Repeat all of the material exactly as given.

--- start GIVEN RECORDS ---

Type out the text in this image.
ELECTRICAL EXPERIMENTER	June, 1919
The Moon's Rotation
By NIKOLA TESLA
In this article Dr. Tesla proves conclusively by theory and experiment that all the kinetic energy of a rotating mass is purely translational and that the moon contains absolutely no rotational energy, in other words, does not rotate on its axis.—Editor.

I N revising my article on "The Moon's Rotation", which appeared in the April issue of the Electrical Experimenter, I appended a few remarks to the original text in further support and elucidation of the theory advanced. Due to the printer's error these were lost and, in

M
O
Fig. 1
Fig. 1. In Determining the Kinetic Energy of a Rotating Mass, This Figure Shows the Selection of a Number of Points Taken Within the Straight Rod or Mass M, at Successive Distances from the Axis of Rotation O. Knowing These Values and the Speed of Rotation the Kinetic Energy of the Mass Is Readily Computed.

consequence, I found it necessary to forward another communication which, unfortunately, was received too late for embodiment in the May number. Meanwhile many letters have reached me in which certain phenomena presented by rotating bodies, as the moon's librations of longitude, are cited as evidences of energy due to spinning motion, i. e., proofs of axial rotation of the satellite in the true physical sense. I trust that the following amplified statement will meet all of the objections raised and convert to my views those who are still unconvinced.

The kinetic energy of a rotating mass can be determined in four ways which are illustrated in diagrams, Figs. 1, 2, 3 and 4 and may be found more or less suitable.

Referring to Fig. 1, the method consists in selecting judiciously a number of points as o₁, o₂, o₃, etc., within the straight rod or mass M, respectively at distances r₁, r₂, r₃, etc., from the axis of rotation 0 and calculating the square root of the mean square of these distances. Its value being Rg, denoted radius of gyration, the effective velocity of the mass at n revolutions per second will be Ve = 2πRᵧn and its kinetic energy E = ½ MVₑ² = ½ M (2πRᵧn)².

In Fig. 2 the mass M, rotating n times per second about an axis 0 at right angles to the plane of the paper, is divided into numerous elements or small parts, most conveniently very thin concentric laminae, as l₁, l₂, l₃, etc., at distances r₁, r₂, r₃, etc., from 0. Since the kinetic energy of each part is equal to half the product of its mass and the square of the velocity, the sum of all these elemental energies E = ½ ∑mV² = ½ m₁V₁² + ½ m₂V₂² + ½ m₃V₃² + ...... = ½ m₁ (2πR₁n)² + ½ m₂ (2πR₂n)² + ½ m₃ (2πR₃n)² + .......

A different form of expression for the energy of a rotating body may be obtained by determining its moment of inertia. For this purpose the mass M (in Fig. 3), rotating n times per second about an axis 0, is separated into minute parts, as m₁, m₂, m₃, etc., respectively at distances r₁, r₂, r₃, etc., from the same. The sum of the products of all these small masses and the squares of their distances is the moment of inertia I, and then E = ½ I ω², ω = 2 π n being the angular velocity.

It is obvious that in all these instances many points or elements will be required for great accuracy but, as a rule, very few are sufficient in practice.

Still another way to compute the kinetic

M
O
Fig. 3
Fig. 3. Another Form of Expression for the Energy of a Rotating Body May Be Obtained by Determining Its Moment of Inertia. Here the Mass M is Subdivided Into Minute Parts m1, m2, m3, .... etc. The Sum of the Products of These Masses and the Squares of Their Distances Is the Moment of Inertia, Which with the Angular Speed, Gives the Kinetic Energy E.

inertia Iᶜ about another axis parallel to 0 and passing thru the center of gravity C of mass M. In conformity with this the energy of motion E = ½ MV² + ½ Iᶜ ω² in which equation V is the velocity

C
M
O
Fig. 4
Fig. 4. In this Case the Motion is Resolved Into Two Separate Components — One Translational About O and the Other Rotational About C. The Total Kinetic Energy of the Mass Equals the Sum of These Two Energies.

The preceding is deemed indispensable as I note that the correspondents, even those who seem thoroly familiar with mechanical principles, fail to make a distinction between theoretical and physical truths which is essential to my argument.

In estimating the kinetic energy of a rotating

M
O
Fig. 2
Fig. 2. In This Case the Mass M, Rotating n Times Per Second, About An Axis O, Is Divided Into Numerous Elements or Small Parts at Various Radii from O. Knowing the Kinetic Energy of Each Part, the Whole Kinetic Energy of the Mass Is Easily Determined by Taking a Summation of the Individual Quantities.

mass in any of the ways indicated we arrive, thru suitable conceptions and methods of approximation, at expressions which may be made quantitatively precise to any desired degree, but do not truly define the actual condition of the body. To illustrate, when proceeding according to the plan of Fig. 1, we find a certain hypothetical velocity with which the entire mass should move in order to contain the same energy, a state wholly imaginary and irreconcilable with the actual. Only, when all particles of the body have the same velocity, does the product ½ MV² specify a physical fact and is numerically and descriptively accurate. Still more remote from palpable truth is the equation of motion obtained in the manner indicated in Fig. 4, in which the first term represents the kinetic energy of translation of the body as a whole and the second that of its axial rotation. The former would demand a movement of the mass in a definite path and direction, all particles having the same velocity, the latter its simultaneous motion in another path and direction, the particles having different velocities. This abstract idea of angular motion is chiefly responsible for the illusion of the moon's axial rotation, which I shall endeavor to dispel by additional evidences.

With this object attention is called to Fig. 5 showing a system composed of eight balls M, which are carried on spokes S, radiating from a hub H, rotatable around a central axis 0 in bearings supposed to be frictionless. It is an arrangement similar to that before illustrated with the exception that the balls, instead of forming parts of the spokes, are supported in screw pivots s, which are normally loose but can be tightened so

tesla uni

--- end GIVEN RECORDS ---

SOLUTION TO THE PROBLEM:
Type out the text in this image.
ELECTRICAL EXPERIMENTER	June, 1919
The Moon's Rotation
By NIKOLA TESLA
In this article Dr. Tesla proves conclusively by theory and experiment that all the kinetic energy of a rotating mass is purely translational and that the moon contains absolutely no rotational energy, in other words, does not rotate on its axis.—Editor.

I N revising my article on "The Moon's Rotation", which appeared in the April issue of the Electrical Experimenter, I appended a few remarks to the original text in further support and elucidation of the theory advanced. Due to the printer's error these were lost and, in

M
O
Fig. 1
Fig. 1. In Determining the Kinetic Energy of a Rotating Mass, This Figure Shows the Selection of a Number of Points Taken Within the Straight Rod or Mass M, at Successive Distances from the Axis of Rotation O. Knowing These Values and the Speed of Rotation the Kinetic Energy of the Mass Is Readily Computed.

consequence, I found it necessary to forward another communication which, unfortunately, was received too late for embodiment in the May number. Meanwhile many letters have reached me in which certain phenomena presented by rotating bodies, as the moon's librations of longitude, are cited as evidences of energy due to spinning motion, i. e., proofs of axial rotation of the satellite in the true physical sense. I trust that the following amplified statement will meet all of the objections raised and convert to my views those who are still unconvinced.

The kinetic energy of a rotating mass can be determined in four ways which are illustrated in diagrams, Figs. 1, 2, 3 and 4 and may be found more or less suitable.

Referring to Fig. 1, the method consists in selecting judiciously a number of points as o₁, o₂, o₃, etc., within the straight rod or mass M, respectively at distances r₁, r₂, r₃, etc., from the axis of rotation 0 and calculating the square root of the mean square of these distances. Its value being Rg, denoted radius of gyration, the effective velocity of the mass at n revolutions per second will be Ve = 2πRᵧn and its kinetic energy E = ½ MVₑ² = ½ M (2πRᵧn)².

In Fig. 2 the mass M, rotating n times per second about an axis 0 at right angles to the plane of the paper, is divided into numerous elements or small parts, most conveniently very thin concentric laminae, as l₁, l₂, l₃, etc., at distances r₁, r₂, r₃, etc., from 0. Since the kinetic energy of each part is equal to half the product of its mass and the square of the velocity, the sum of all these elemental energies E = ½ ∑mV² = ½ m₁V₁² + ½ m₂V₂² + ½ m₃V₃² + ...... = ½ m₁ (2πR₁n)² + ½ m₂ (2πR₂n)² + ½ m₃ (2πR₃n)² + .......

A different form of expression for the energy of a rotating body may be obtained by determining its moment of inertia. For this purpose the mass M (in Fig. 3), rotating n times per second about an axis 0, is separated into minute parts, as m₁, m₂, m₃, etc., respectively at distances r₁, r₂, r₃, etc., from the same. The sum of the products of all these small masses and the squares of their distances is the moment of inertia I, and then E = ½ I ω², ω = 2 π n being the angular velocity.

It is obvious that in all these instances many points or elements will be required for great accuracy but, as a rule, very few are sufficient in practice.

Still another way to compute the kinetic

M
O
Fig. 3
Fig. 3. Another Form of Expression for the Energy of a Rotating Body May Be Obtained by Determining Its Moment of Inertia. Here the Mass M is Subdivided Into Minute Parts m1, m2, m3, .... etc. The Sum of the Products of These Masses and the Squares of Their Distances Is the Moment of Inertia, Which with the Angular Speed, Gives the Kinetic Energy E.

inertia Iᶜ about another axis parallel to 0 and passing thru the center of gravity C of mass M. In conformity with this the energy of motion E = ½ MV² + ½ Iᶜ ω² in which equation V is the velocity

C
M
O
Fig. 4
Fig. 4. In this Case the Motion is Resolved Into Two Separate Components — One Translational About O and the Other Rotational About C. The Total Kinetic Energy of the Mass Equals the Sum of These Two Energies.

The preceding is deemed indispensable as I note that the correspondents, even those who seem thoroly familiar with mechanical principles, fail to make a distinction between theoretical and physical truths which is essential to my argument.

In estimating the kinetic energy of a rotating

M
O
Fig. 2
Fig. 2. In This Case the Mass M, Rotating n Times Per Second, About An Axis O, Is Divided Into Numerous Elements or Small Parts at Various Radii from O. Knowing the Kinetic Energy of Each Part, the Whole Kinetic Energy of the Mass Is Easily Determined by Taking a Summation of the Individual Quantities.

mass in any of the ways indicated we arrive, thru suitable conceptions and methods of approximation, at expressions which may be made quantitatively precise to any desired degree, but do not truly define the actual condition of the body. To illustrate, when proceeding according to the plan of Fig. 1, we find a certain hypothetical velocity with which the entire mass should move in order to contain the same energy, a state wholly imaginary and irreconcilable with the actual. Only, when all particles of the body have the same velocity, does the product ½ MV² specify a physical fact and is numerically and descriptively accurate. Still more remote from palpable truth is the equation of motion obtained in the manner indicated in Fig. 4, in which the first term represents the kinetic energy of translation of the body as a whole and the second that of its axial rotation. The former would demand a movement of the mass in a definite path and direction, all particles having the same velocity, the latter its simultaneous motion in another path and direction, the particles having different velocities. This abstract idea of angular motion is chiefly responsible for the illusion of the moon's axial rotation, which I shall endeavor to dispel by additional evidences.

With this object attention is called to Fig. 5 showing a system composed of eight balls M, which are carried on spokes S, radiating from a hub H, rotatable around a central axis 0 in bearings supposed to be frictionless. It is an arrangement similar to that before illustrated with the exception that the balls, instead of forming parts of the spokes, are supported in screw pivots s, which are normally loose but can be tightened so

tesla uni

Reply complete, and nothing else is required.